◆ **EXTRACTED RECORDS**:
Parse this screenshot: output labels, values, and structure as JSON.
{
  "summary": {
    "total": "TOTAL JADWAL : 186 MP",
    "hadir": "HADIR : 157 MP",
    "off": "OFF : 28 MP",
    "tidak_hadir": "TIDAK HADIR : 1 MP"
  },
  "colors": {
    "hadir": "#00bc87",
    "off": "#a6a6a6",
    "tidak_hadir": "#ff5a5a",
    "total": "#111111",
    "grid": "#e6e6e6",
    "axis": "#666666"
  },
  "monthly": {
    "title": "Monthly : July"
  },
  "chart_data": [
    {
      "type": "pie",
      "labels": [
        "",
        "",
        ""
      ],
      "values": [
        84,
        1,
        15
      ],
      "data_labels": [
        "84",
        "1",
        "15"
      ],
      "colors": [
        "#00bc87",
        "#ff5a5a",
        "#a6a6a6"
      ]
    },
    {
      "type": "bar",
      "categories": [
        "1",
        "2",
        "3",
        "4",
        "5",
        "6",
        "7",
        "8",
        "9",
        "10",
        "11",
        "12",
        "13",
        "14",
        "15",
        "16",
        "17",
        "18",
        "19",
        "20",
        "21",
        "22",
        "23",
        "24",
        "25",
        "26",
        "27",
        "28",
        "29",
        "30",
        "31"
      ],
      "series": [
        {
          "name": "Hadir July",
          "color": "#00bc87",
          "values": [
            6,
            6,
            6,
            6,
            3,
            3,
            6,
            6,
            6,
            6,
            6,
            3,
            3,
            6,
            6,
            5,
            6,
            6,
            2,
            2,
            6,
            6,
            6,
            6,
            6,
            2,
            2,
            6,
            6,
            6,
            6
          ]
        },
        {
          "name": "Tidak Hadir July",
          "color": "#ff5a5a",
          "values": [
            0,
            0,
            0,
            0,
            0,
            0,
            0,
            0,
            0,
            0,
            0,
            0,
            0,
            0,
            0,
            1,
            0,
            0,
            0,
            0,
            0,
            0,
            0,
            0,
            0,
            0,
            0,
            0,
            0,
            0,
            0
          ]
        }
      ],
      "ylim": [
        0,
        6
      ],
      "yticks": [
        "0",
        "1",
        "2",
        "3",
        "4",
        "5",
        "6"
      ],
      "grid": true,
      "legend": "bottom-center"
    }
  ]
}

◆ **EXERCISE DESCRIPTION**:
Copy each record from above without leaving any out.

◆ **TASK OUTPUT**:
Parse this screenshot: output labels, values, and structure as JSON.
{
  "summary": {
    "total": "TOTAL JADWAL : 186 MP",
    "hadir": "HADIR : 157 MP",
    "off": "OFF : 28 MP",
    "tidak_hadir": "TIDAK HADIR : 1 MP"
  },
  "colors": {
    "hadir": "#00bc87",
    "off": "#a6a6a6",
    "tidak_hadir": "#ff5a5a",
    "total": "#111111",
    "grid": "#e6e6e6",
    "axis": "#666666"
  },
  "monthly": {
    "title": "Monthly : July"
  },
  "chart_data": [
    {
      "type": "pie",
      "labels": [
        "",
        "",
        ""
      ],
      "values": [
        84,
        1,
        15
      ],
      "data_labels": [
        "84",
        "1",
        "15"
      ],
      "colors": [
        "#00bc87",
        "#ff5a5a",
        "#a6a6a6"
      ]
    },
    {
      "type": "bar",
      "categories": [
        "1",
        "2",
        "3",
        "4",
        "5",
        "6",
        "7",
        "8",
        "9",
        "10",
        "11",
        "12",
        "13",
        "14",
        "15",
        "16",
        "17",
        "18",
        "19",
        "20",
        "21",
        "22",
        "23",
        "24",
        "25",
        "26",
        "27",
        "28",
        "29",
        "30",
        "31"
      ],
      "series": [
        {
          "name": "Hadir July",
          "color": "#00bc87",
          "values": [
            6,
            6,
            6,
            6,
            3,
            3,
            6,
            6,
            6,
            6,
            6,
            3,
            3,
            6,
            6,
            5,
            6,
            6,
            2,
            2,
            6,
            6,
            6,
            6,
            6,
            2,
            2,
            6,
            6,
            6,
            6
          ]
        },
        {
          "name": "Tidak Hadir July",
          "color": "#ff5a5a",
          "values": [
            0,
            0,
            0,
            0,
            0,
            0,
            0,
            0,
            0,
            0,
            0,
            0,
            0,
            0,
            0,
            1,
            0,
            0,
            0,
            0,
            0,
            0,
            0,
            0,
            0,
            0,
            0,
            0,
            0,
            0,
            0
          ]
        }
      ],
      "ylim": [
        0,
        6
      ],
      "yticks": [
        "0",
        "1",
        "2",
        "3",
        "4",
        "5",
        "6"
      ],
      "grid": true,
      "legend": "bottom-center"
    }
  ]
}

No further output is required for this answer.